## Problem details
Edit the records from the line containing "What are the" through the line containing "text: - correlated !!! xyxy=(686,478,897,505)", inclusive, by replacing "y-tick-label" with "tick-label". Leave everything else unchanged, and give back only those lines.

## Task inputs
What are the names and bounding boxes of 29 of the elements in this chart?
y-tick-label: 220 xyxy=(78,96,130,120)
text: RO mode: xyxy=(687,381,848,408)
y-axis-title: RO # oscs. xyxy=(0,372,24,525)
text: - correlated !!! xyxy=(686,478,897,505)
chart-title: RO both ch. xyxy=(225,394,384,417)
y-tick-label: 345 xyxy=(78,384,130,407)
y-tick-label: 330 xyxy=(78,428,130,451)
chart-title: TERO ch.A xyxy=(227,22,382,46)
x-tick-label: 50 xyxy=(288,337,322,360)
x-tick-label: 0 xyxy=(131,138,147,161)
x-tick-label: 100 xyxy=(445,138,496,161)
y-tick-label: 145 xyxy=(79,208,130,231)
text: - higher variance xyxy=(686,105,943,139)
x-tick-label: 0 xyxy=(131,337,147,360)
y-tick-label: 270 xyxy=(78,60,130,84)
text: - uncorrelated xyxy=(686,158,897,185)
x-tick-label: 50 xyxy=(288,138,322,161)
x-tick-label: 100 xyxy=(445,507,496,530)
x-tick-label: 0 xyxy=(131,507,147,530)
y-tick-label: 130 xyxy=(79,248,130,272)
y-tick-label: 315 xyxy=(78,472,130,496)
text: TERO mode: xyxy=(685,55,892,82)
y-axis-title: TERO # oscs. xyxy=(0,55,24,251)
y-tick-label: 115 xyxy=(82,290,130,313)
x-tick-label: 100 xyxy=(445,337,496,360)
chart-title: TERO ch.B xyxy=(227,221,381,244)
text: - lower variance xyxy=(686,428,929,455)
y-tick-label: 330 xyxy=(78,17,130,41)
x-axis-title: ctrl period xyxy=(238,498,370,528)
* * *
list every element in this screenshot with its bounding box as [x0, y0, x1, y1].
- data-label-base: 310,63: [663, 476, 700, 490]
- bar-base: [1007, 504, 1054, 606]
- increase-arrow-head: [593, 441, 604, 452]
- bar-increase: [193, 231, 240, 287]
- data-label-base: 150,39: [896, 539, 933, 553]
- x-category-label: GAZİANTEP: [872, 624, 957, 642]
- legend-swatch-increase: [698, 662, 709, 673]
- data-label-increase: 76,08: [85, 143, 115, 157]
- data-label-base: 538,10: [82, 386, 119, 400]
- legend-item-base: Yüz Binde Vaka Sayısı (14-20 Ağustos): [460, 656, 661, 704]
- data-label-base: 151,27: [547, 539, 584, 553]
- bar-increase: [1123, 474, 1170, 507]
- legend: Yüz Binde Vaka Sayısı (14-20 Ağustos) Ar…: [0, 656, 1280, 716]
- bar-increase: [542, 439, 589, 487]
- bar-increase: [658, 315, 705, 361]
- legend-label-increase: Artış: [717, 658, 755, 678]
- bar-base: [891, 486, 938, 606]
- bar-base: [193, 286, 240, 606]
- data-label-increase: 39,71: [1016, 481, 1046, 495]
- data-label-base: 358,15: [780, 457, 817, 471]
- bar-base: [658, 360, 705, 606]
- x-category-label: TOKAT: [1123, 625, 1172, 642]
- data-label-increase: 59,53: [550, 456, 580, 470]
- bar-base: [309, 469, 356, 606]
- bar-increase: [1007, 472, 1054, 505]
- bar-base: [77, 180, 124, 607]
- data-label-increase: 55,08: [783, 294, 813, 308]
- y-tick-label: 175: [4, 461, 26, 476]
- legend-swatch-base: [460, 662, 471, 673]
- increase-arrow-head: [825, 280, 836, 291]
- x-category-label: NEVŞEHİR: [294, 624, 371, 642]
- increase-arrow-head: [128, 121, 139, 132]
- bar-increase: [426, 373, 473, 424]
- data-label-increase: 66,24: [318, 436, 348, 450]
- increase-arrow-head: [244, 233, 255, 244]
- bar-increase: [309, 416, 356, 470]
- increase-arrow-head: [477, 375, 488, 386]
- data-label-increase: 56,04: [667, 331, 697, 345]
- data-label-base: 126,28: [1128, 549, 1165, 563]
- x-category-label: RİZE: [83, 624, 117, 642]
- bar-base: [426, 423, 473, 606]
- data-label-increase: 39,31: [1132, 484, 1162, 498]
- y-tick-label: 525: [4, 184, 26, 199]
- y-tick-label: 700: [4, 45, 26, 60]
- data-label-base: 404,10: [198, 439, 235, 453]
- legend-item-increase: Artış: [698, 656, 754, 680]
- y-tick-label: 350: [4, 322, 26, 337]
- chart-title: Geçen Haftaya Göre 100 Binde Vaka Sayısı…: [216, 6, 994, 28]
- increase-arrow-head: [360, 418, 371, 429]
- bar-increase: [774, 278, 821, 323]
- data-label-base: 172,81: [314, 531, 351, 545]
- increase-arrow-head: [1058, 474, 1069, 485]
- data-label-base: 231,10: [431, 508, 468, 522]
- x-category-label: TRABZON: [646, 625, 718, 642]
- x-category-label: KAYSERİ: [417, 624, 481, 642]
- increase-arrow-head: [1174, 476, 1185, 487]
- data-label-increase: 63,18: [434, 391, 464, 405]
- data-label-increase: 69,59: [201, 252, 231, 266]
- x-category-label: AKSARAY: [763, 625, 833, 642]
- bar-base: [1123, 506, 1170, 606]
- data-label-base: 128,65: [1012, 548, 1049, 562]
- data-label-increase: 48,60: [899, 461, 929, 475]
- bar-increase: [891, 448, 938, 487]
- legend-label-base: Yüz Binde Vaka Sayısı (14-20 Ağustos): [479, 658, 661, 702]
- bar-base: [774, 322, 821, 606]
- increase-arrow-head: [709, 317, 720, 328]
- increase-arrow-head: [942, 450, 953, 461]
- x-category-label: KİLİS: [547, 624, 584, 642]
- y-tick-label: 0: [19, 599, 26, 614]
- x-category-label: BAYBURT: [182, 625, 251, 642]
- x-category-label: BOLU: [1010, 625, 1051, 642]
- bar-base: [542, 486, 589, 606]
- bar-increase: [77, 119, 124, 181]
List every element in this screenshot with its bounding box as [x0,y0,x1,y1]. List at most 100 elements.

## Task response
What are the names and bounding boxes of 29 of the elements in this chart?
tick-label: 220 xyxy=(78,96,130,120)
text: RO mode: xyxy=(687,381,848,408)
y-axis-title: RO # oscs. xyxy=(0,372,24,525)
text: - correlated !!! xyxy=(686,478,897,505)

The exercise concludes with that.